- _Task instructions_
[1] Translate this sentence from the book review into Spanish: "I’ve read it three times, and I assure you that the Pulitzer committee got this one right."
[2] Extend the book review beyond its final sentence, keeping its voice and subject.

- _Exercise text_
I’d read a few of Michael Chabon’s stories before being handed a copy of The Amazing Adventures of Kavalier and Clay (thanks, Mom!), a sprawling, genuinely amazing novel about the intersection of comics, World War II, escapism, revenge, art, and love that includes Antarctica, the premiere of Citizen Kane, and Salvador Dali in a diver’s helmet. (What’s not to like?) I’ve read it three times, and I assure you that the Pulitzer committee got this one right.
So it’s not really a criticism to say that his new novel, The Yiddish Policemen’s Union, doesn’t match Kavalier and Clay—it’s still an idiosyncratic, inventive, thoroughly enjoyable ride, with the same fluidity in the writing that has always been Chabon’s greatest asset. Set in an alternate time line in which Israel failed and a temporary Jewish home was established in Sitka, Alaska (as was apparently actually proposed by Franklin Roosevelt at one time), the story follows alcoholic, divorced, entirely unhappy police detective Meyer Landsman after a murdered man is discovered in the hotel where he’s been living. Hanging over every moment is the imminence of Reversion, when Sitka ceases to be an independent district for Jews and becomes just another part of America, one where Sitka’s current residents may or may not still have homes. Reversion has brought a sense of weary fatalism to almost everyone in the story, one that comes out again and again as Meyer investigates the case and confronts both the barely concealed underworld of Sitka and the various broken pieces of his own life, including a sister who may or may not have been murdered herself, his ex-wife, and their long-ago unborn baby.

- _Items from a data source_
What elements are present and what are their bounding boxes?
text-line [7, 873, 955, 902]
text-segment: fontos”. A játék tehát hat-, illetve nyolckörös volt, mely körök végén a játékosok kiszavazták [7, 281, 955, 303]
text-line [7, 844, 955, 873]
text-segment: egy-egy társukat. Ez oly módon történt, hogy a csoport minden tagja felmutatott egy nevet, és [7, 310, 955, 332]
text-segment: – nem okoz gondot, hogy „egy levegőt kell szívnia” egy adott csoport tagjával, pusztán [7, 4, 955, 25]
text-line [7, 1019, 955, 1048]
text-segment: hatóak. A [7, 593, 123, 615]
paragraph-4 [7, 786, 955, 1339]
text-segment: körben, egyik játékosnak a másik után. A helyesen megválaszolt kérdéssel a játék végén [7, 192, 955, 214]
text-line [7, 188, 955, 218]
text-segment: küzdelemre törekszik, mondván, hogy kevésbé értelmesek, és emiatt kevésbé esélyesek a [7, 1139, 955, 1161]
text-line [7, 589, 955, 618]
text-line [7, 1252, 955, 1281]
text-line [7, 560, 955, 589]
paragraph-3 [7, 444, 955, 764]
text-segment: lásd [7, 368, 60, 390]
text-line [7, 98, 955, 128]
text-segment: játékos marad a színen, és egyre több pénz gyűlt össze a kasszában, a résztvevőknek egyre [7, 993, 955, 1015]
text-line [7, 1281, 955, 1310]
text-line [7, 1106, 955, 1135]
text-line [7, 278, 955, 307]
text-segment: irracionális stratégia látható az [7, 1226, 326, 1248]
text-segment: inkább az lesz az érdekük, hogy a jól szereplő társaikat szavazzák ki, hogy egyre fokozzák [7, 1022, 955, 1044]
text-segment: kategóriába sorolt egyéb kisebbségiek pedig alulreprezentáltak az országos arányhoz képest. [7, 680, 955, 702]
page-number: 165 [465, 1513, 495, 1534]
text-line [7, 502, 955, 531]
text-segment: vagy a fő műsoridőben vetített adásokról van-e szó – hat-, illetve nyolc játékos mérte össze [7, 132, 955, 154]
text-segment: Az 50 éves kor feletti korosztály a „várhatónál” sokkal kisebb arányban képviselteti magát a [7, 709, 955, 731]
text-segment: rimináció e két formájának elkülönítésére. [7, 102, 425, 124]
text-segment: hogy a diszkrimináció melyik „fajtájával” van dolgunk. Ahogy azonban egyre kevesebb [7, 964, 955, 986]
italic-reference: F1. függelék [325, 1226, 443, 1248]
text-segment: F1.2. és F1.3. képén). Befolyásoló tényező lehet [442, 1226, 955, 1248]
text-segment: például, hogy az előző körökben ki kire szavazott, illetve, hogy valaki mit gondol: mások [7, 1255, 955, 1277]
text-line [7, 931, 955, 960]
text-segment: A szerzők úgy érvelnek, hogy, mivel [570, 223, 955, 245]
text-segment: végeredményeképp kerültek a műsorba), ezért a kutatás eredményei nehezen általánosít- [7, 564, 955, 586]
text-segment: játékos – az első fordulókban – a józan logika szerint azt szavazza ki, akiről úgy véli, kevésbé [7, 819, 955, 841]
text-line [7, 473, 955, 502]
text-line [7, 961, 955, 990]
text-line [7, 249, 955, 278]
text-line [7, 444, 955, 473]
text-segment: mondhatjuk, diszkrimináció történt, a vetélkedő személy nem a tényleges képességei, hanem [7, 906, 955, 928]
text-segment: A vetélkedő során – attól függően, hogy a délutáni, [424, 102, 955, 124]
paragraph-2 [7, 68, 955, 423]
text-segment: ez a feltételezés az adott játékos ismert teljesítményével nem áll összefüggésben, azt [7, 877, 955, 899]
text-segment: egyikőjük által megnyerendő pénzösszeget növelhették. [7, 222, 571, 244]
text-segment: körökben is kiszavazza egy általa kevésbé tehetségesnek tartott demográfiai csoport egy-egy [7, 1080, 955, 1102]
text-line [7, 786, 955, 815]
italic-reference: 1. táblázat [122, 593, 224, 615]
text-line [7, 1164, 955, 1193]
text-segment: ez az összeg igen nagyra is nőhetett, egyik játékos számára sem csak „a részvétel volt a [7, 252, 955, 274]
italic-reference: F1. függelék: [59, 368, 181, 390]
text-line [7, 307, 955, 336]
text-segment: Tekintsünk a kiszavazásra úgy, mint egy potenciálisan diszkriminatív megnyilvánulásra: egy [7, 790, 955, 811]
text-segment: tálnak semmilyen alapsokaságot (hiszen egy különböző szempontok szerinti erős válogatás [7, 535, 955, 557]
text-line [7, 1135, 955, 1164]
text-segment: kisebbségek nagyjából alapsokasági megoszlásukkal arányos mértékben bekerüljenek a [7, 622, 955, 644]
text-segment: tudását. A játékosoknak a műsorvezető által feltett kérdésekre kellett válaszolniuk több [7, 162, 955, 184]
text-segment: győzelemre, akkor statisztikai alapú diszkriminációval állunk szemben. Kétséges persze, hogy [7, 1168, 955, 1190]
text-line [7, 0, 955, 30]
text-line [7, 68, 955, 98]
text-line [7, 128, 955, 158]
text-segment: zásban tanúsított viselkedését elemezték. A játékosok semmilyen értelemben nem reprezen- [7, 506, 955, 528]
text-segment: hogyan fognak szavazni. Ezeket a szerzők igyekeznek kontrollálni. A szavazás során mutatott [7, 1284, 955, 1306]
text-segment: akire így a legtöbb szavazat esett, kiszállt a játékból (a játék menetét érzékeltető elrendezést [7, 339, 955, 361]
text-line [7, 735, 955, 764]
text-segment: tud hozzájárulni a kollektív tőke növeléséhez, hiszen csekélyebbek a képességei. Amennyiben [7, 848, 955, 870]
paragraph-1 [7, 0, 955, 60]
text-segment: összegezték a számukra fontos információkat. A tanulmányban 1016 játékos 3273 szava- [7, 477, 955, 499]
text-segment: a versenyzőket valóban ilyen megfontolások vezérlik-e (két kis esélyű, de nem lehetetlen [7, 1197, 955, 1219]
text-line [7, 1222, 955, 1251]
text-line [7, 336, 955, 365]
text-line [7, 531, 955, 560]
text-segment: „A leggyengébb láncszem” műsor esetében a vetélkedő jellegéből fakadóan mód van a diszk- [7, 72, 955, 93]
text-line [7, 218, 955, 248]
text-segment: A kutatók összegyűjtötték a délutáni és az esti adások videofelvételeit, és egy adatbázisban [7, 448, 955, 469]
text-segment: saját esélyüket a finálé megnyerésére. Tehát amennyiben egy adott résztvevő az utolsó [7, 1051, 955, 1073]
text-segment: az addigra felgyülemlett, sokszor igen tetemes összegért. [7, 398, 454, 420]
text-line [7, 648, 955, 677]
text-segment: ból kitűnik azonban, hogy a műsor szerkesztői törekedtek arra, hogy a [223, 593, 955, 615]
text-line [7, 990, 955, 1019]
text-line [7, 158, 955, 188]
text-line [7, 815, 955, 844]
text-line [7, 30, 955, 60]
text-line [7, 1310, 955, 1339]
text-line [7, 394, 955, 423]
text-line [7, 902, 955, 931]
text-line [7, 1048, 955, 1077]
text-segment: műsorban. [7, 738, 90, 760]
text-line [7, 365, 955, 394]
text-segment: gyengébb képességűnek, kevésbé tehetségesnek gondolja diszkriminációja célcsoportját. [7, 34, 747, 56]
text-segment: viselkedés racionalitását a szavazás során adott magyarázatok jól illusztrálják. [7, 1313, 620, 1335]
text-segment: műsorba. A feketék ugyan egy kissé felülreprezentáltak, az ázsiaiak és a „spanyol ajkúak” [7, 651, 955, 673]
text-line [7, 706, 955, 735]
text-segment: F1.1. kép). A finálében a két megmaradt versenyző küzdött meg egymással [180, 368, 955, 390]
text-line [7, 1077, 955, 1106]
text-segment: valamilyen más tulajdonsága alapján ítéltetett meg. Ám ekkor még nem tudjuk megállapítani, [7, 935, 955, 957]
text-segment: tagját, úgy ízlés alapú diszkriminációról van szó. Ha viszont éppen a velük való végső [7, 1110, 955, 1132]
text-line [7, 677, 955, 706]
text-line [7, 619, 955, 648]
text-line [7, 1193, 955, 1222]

- _Responses for each task_
[1] La he leído tres veces y te aseguro que el comité del Pulitzer acertó con esta.

[2]
If I have a criticism, it would be that at times the story leans to heavily into the conventions of detective noir—Meyer too much the alcoholic, unhappy detective, his partner Berko (despite having the singular distinction of being a half-Jewish, half-Tlingit giant) too much the buddy sidekick, the ghosts of Meyer’s past sewn up a little too well into his current troubles. But the vibrancy of the setting, the pleasure of Meyer’s stubborn, self-destructive quest—the pleasure of all stubborn, self-destructive quests in the face of tidal historic forces—and Chabon’s writing make up for a lot. Sure, Landsman is too much the alcoholic, unhappy detective, but I’m a sucker for a well-turned metaphor, and it’s difficult to resist exuberant ones like these:
According to doctors, therapists, and his ex-wife, Landsman drinks to medicate himself, tuning the tubes and crystals of his moods with the crude hammer of hundred-proof brandy. But the truth is that Landsman has only two moods: working and dead. . . . The problem comes in the hours when he isn’t working, when his thoughts start blowing out the open window of his brain like pages from a blotter. Sometimes it takes a heavy paperweight to pin them down.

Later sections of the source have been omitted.